---------- Exercise input

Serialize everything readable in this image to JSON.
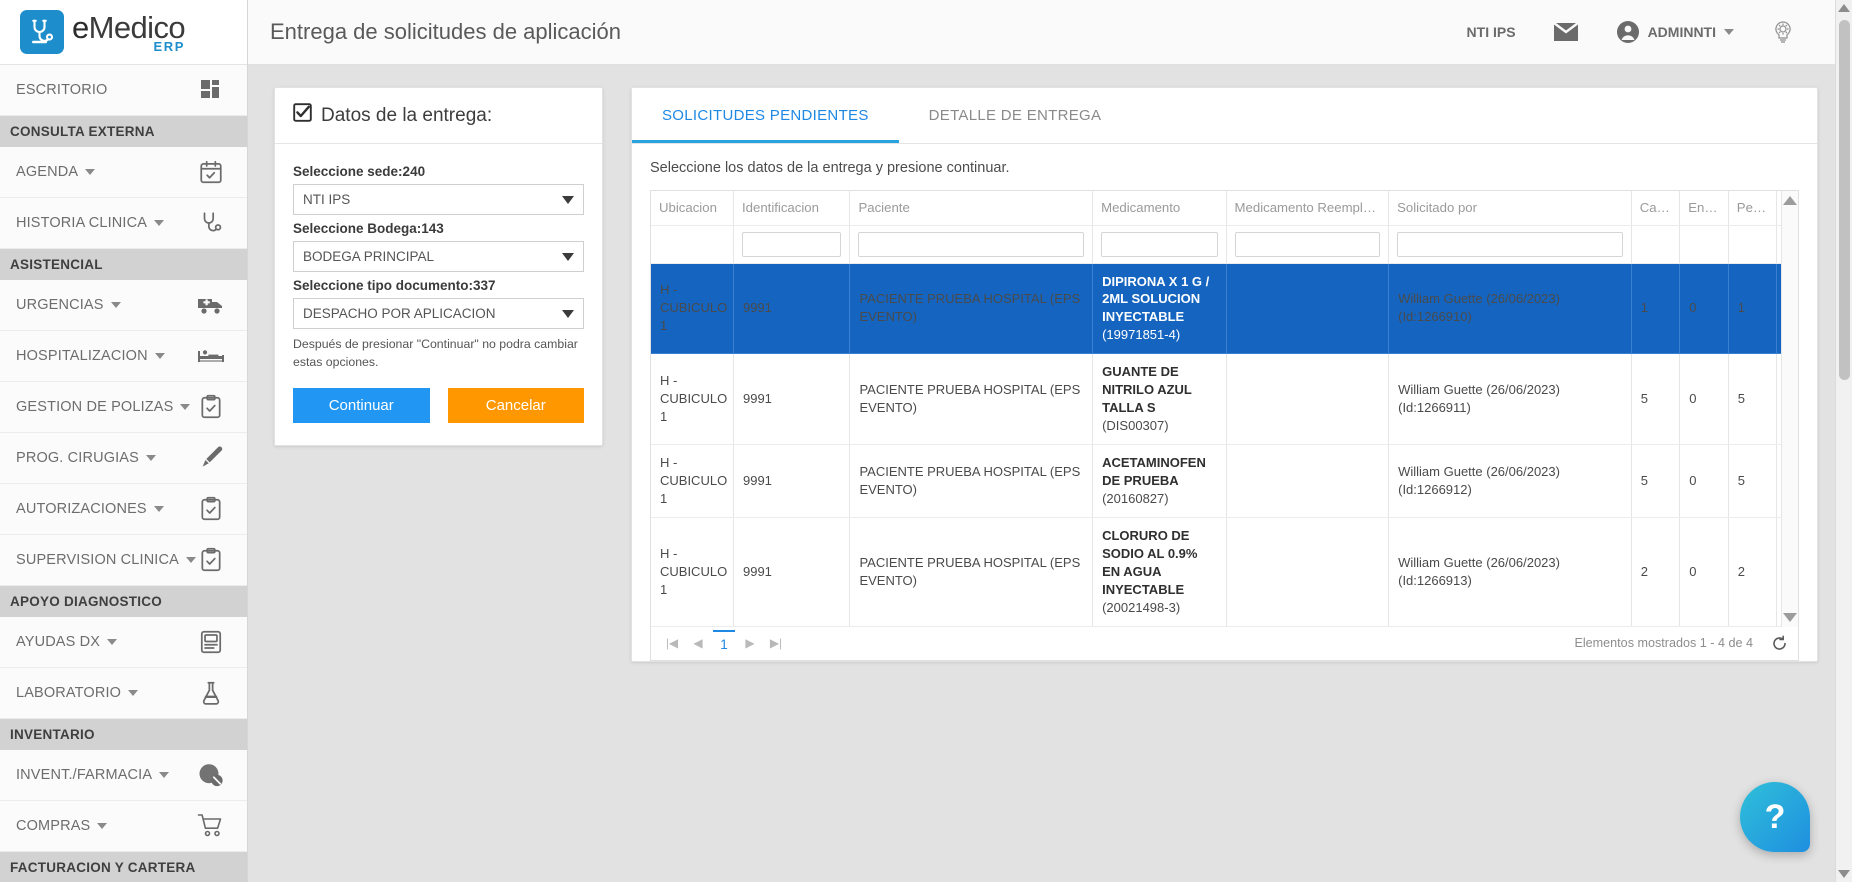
{
  "brand": {
    "name_e": "e",
    "name_rest": "Medico",
    "suffix": "ERP",
    "logo_icon": "stethoscope-icon"
  },
  "sidebar": {
    "desktop": {
      "label": "ESCRITORIO",
      "icon": "dashboard-grid-icon"
    },
    "groups": [
      {
        "title": "CONSULTA EXTERNA",
        "items": [
          {
            "label": "AGENDA",
            "icon": "calendar-check-icon"
          },
          {
            "label": "HISTORIA CLINICA",
            "icon": "stethoscope-icon"
          }
        ]
      },
      {
        "title": "ASISTENCIAL",
        "items": [
          {
            "label": "URGENCIAS",
            "icon": "ambulance-icon"
          },
          {
            "label": "HOSPITALIZACION",
            "icon": "hospital-bed-icon"
          },
          {
            "label": "GESTION DE POLIZAS",
            "icon": "clipboard-check-icon"
          },
          {
            "label": "PROG. CIRUGIAS",
            "icon": "scalpel-icon"
          },
          {
            "label": "AUTORIZACIONES",
            "icon": "clipboard-check-icon"
          },
          {
            "label": "SUPERVISION CLINICA",
            "icon": "clipboard-check-icon"
          }
        ]
      },
      {
        "title": "APOYO DIAGNOSTICO",
        "items": [
          {
            "label": "AYUDAS DX",
            "icon": "xray-document-icon"
          },
          {
            "label": "LABORATORIO",
            "icon": "flask-icon"
          }
        ]
      },
      {
        "title": "INVENTARIO",
        "items": [
          {
            "label": "INVENT./FARMACIA",
            "icon": "pills-icon"
          },
          {
            "label": "COMPRAS",
            "icon": "shopping-cart-icon"
          }
        ]
      },
      {
        "title": "FACTURACION Y CARTERA",
        "items": []
      }
    ]
  },
  "topbar": {
    "title": "Entrega de solicitudes de aplicación",
    "company": "NTI IPS",
    "mail_icon": "envelope-icon",
    "user": "ADMINNTI",
    "user_icon": "user-circle-icon",
    "settings_icon": "lightbulb-gear-icon"
  },
  "delivery_card": {
    "header": "Datos de la entrega:",
    "header_icon": "checkbox-checked-icon",
    "fields": [
      {
        "label": "Seleccione sede:240",
        "value": "NTI IPS"
      },
      {
        "label": "Seleccione Bodega:143",
        "value": "BODEGA PRINCIPAL"
      },
      {
        "label": "Seleccione tipo documento:337",
        "value": "DESPACHO POR APLICACION"
      }
    ],
    "hint": "Después de presionar \"Continuar\" no podra cambiar estas opciones.",
    "continue_label": "Continuar",
    "cancel_label": "Cancelar"
  },
  "panel": {
    "tabs": [
      {
        "label": "SOLICITUDES PENDIENTES",
        "active": true
      },
      {
        "label": "DETALLE DE ENTREGA",
        "active": false
      }
    ],
    "note": "Seleccione los datos de la entrega y presione continuar.",
    "columns": [
      "Ubicacion",
      "Identificacion",
      "Paciente",
      "Medicamento",
      "Medicamento Reemplazo",
      "Solicitado por",
      "Can...",
      "Entr...",
      "Pen..."
    ],
    "rows": [
      {
        "selected": true,
        "ubicacion": "H - CUBICULO 1",
        "identificacion": "9991",
        "paciente": "PACIENTE PRUEBA HOSPITAL (EPS EVENTO)",
        "medicamento_nombre": "DIPIRONA X 1 G / 2ML SOLUCION INYECTABLE",
        "medicamento_codigo": "(19971851-4)",
        "medicamento_reemplazo": "",
        "solicitado_por": "William Guette (26/06/2023) (Id:1266910)",
        "cantidad": "1",
        "entregado": "0",
        "pendiente": "1"
      },
      {
        "selected": false,
        "ubicacion": "H - CUBICULO 1",
        "identificacion": "9991",
        "paciente": "PACIENTE PRUEBA HOSPITAL (EPS EVENTO)",
        "medicamento_nombre": "GUANTE DE NITRILO AZUL TALLA S",
        "medicamento_codigo": "(DIS00307)",
        "medicamento_reemplazo": "",
        "solicitado_por": "William Guette (26/06/2023) (Id:1266911)",
        "cantidad": "5",
        "entregado": "0",
        "pendiente": "5"
      },
      {
        "selected": false,
        "ubicacion": "H - CUBICULO 1",
        "identificacion": "9991",
        "paciente": "PACIENTE PRUEBA HOSPITAL (EPS EVENTO)",
        "medicamento_nombre": "ACETAMINOFEN DE PRUEBA",
        "medicamento_codigo": "(20160827)",
        "medicamento_reemplazo": "",
        "solicitado_por": "William Guette (26/06/2023) (Id:1266912)",
        "cantidad": "5",
        "entregado": "0",
        "pendiente": "5"
      },
      {
        "selected": false,
        "ubicacion": "H - CUBICULO 1",
        "identificacion": "9991",
        "paciente": "PACIENTE PRUEBA HOSPITAL (EPS EVENTO)",
        "medicamento_nombre": "CLORURO DE SODIO AL 0.9% EN AGUA INYECTABLE",
        "medicamento_codigo": "(20021498-3)",
        "medicamento_reemplazo": "",
        "solicitado_por": "William Guette (26/06/2023) (Id:1266913)",
        "cantidad": "2",
        "entregado": "0",
        "pendiente": "2"
      }
    ],
    "pager": {
      "first": "|◀",
      "prev": "◀",
      "page": "1",
      "next": "▶",
      "last": "▶|",
      "info": "Elementos mostrados 1 - 4 de 4",
      "refresh_icon": "refresh-icon"
    }
  },
  "help": {
    "label": "?",
    "icon": "help-icon"
  },
  "colors": {
    "accent": "#1e88e5",
    "selected_row": "#1565c0",
    "primary_button": "#2196f3",
    "warn_button": "#ff9800",
    "brand_blue": "#1d8ecb"
  }
}
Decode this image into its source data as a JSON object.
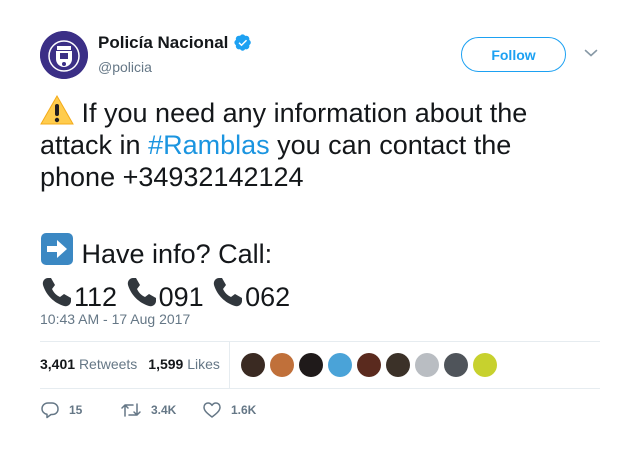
{
  "account": {
    "display_name": "Policía Nacional",
    "handle": "@policia",
    "verified": true,
    "avatar_icon": "police-badge-emblem",
    "follow_label": "Follow"
  },
  "tweet": {
    "line1_pre": "If you need any information about the",
    "line2_pre": "attack in ",
    "hashtag": "#Ramblas",
    "line2_post": " you can contact the",
    "line3": "phone +34932142124",
    "line4": "Have info? Call:",
    "calls": [
      "112",
      "091",
      "062"
    ],
    "timestamp": "10:43 AM - 17 Aug 2017"
  },
  "stats": {
    "retweets_count": "3,401",
    "retweets_label": "Retweets",
    "likes_count": "1,599",
    "likes_label": "Likes"
  },
  "liker_avatars": [
    "#3a2a22",
    "#c0703a",
    "#1f1a1a",
    "#4aa3d8",
    "#5a2a1e",
    "#3b3128",
    "#b9bdc2",
    "#4f545a",
    "#c7d12e"
  ],
  "actions": {
    "reply_count": "15",
    "retweet_count": "3.4K",
    "like_count": "1.6K"
  },
  "colors": {
    "accent": "#1da1f2",
    "hashtag": "#1b95e0",
    "muted": "#657786"
  }
}
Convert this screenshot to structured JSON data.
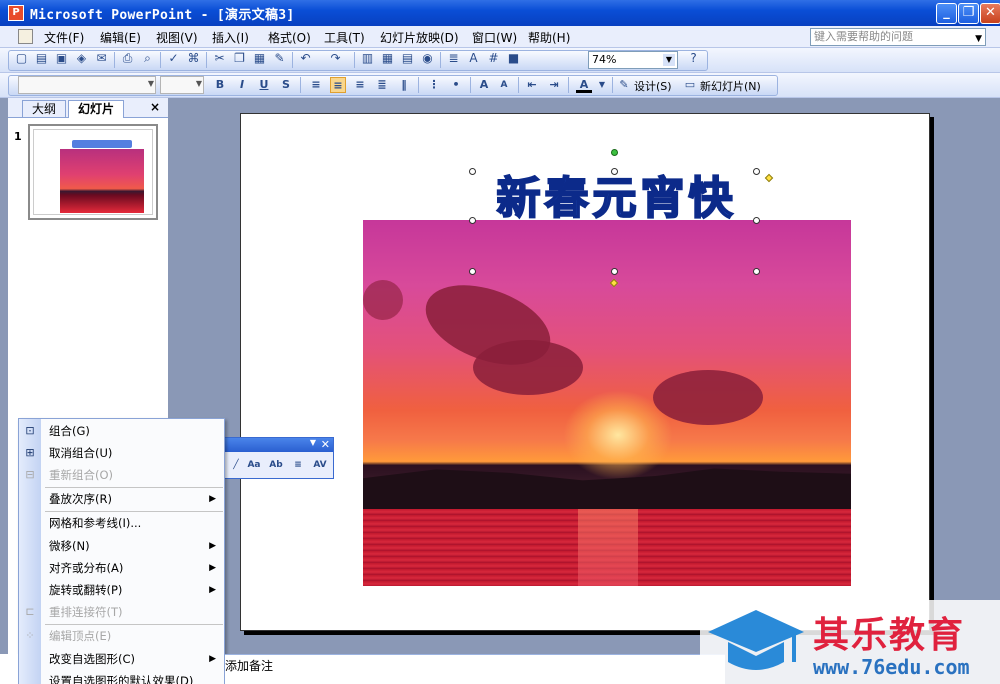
{
  "window": {
    "title": "Microsoft PowerPoint - [演示文稿3]",
    "app_icon_letter": "P"
  },
  "menubar": {
    "items": [
      "文件(F)",
      "编辑(E)",
      "视图(V)",
      "插入(I)",
      "格式(O)",
      "工具(T)",
      "幻灯片放映(D)",
      "窗口(W)",
      "帮助(H)"
    ],
    "help_placeholder": "键入需要帮助的问题"
  },
  "standard_toolbar": {
    "zoom": "74%"
  },
  "formatting_toolbar": {
    "design_label": "设计(S)",
    "new_slide_label": "新幻灯片(N)"
  },
  "left_pane": {
    "tabs": [
      "大纲",
      "幻灯片"
    ],
    "close": "×",
    "slide_number": "1"
  },
  "slide": {
    "wordart_text": "新春元宵快乐"
  },
  "wordart_toolbar": {
    "buttons": [
      "Aa",
      "Ab",
      "≡",
      "AV"
    ]
  },
  "context_menu": {
    "items": [
      {
        "label": "组合(G)",
        "enabled": true,
        "submenu": false
      },
      {
        "label": "取消组合(U)",
        "enabled": true,
        "submenu": false
      },
      {
        "label": "重新组合(O)",
        "enabled": false,
        "submenu": false
      },
      {
        "label": "叠放次序(R)",
        "enabled": true,
        "submenu": true
      },
      {
        "label": "网格和参考线(I)...",
        "enabled": true,
        "submenu": false
      },
      {
        "label": "微移(N)",
        "enabled": true,
        "submenu": true
      },
      {
        "label": "对齐或分布(A)",
        "enabled": true,
        "submenu": true
      },
      {
        "label": "旋转或翻转(P)",
        "enabled": true,
        "submenu": true
      },
      {
        "label": "重排连接符(T)",
        "enabled": false,
        "submenu": false
      },
      {
        "label": "编辑顶点(E)",
        "enabled": false,
        "submenu": false
      },
      {
        "label": "改变自选图形(C)",
        "enabled": true,
        "submenu": true
      },
      {
        "label": "设置自选图形的默认效果(D)",
        "enabled": true,
        "submenu": false
      }
    ]
  },
  "notes": {
    "placeholder": "添加备注"
  },
  "watermark": {
    "brand": "其乐教育",
    "url": "www.76edu.com"
  },
  "colors": {
    "title_bar": "#0a4ed6",
    "wordart": "#2a5fd8",
    "brand_red": "#e0223e",
    "brand_blue": "#2a72c0"
  }
}
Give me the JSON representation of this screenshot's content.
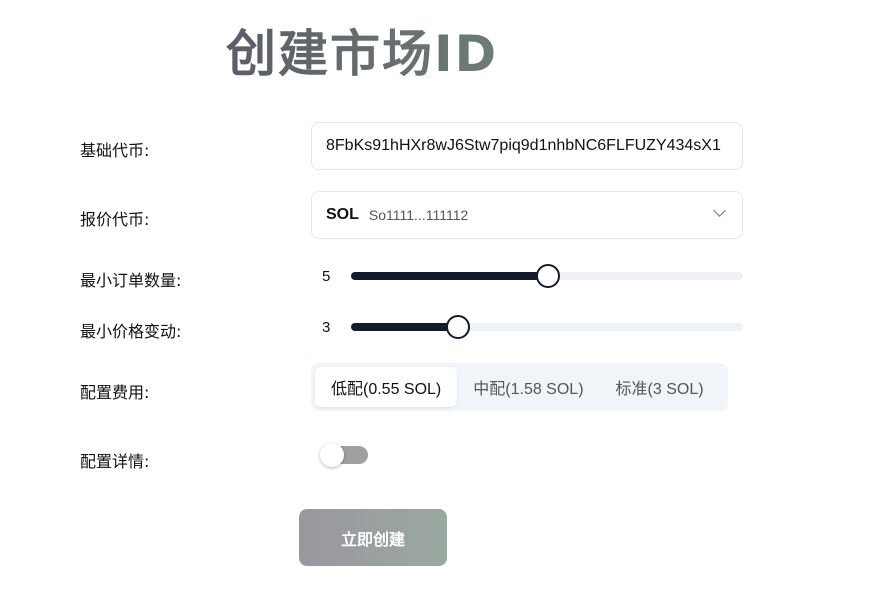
{
  "title": "创建市场ID",
  "form": {
    "base_token": {
      "label": "基础代币:",
      "value": "8FbKs91hHXr8wJ6Stw7piq9d1nhbNC6FLFUZY434sX1"
    },
    "quote_token": {
      "label": "报价代币:",
      "symbol": "SOL",
      "address": "So1111...111112"
    },
    "min_order": {
      "label": "最小订单数量:",
      "value": "5",
      "percent": 50
    },
    "min_tick": {
      "label": "最小价格变动:",
      "value": "3",
      "percent": 27
    },
    "fee": {
      "label": "配置费用:",
      "options": [
        "低配(0.55 SOL)",
        "中配(1.58 SOL)",
        "标准(3 SOL)"
      ],
      "selected": 0
    },
    "details": {
      "label": "配置详情:",
      "enabled": false
    },
    "submit_label": "立即创建"
  }
}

--------------------

Extract, verbatim and alone, the lines from the line that contains "Give me the" to the last line of the records, inclusive; drop any picture.

Give me the JSON representation of this screenshot's content.
{
  "title": "创建市场ID",
  "form": {
    "base_token": {
      "label": "基础代币:",
      "value": "8FbKs91hHXr8wJ6Stw7piq9d1nhbNC6FLFUZY434sX1"
    },
    "quote_token": {
      "label": "报价代币:",
      "symbol": "SOL",
      "address": "So1111...111112"
    },
    "min_order": {
      "label": "最小订单数量:",
      "value": "5",
      "percent": 50
    },
    "min_tick": {
      "label": "最小价格变动:",
      "value": "3",
      "percent": 27
    },
    "fee": {
      "label": "配置费用:",
      "options": [
        "低配(0.55 SOL)",
        "中配(1.58 SOL)",
        "标准(3 SOL)"
      ],
      "selected": 0
    },
    "details": {
      "label": "配置详情:",
      "enabled": false
    },
    "submit_label": "立即创建"
  }
}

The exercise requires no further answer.